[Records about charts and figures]
=======

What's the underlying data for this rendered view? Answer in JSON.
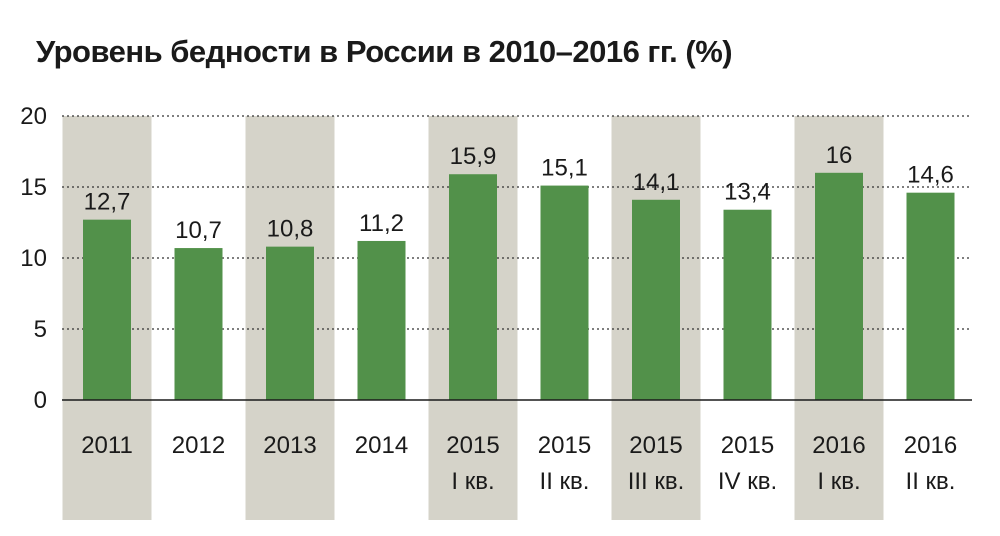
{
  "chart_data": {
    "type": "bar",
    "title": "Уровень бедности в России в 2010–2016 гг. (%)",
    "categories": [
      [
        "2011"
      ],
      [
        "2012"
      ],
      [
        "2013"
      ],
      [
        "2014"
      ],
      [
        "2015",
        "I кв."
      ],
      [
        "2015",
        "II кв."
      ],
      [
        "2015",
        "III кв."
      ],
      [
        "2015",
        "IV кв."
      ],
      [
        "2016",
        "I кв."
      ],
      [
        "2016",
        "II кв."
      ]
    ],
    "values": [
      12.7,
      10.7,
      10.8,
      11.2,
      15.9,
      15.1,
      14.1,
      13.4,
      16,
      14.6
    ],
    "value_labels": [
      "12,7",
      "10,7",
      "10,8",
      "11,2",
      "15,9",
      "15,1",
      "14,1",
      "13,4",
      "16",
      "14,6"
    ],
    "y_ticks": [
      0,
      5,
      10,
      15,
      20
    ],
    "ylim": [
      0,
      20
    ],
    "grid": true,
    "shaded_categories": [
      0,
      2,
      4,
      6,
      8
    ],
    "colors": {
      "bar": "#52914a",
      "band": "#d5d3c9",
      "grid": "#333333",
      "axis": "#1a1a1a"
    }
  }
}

=======

Without the pictures, copy the material exactly as given.

### [Reply to the exercise]
What's the underlying data for this rendered view? Answer in JSON.
{
  "chart_data": {
    "type": "bar",
    "title": "Уровень бедности в России в 2010–2016 гг. (%)",
    "categories": [
      [
        "2011"
      ],
      [
        "2012"
      ],
      [
        "2013"
      ],
      [
        "2014"
      ],
      [
        "2015",
        "I кв."
      ],
      [
        "2015",
        "II кв."
      ],
      [
        "2015",
        "III кв."
      ],
      [
        "2015",
        "IV кв."
      ],
      [
        "2016",
        "I кв."
      ],
      [
        "2016",
        "II кв."
      ]
    ],
    "values": [
      12.7,
      10.7,
      10.8,
      11.2,
      15.9,
      15.1,
      14.1,
      13.4,
      16,
      14.6
    ],
    "value_labels": [
      "12,7",
      "10,7",
      "10,8",
      "11,2",
      "15,9",
      "15,1",
      "14,1",
      "13,4",
      "16",
      "14,6"
    ],
    "y_ticks": [
      0,
      5,
      10,
      15,
      20
    ],
    "ylim": [
      0,
      20
    ],
    "grid": true,
    "shaded_categories": [
      0,
      2,
      4,
      6,
      8
    ],
    "colors": {
      "bar": "#52914a",
      "band": "#d5d3c9",
      "grid": "#333333",
      "axis": "#1a1a1a"
    }
  }
}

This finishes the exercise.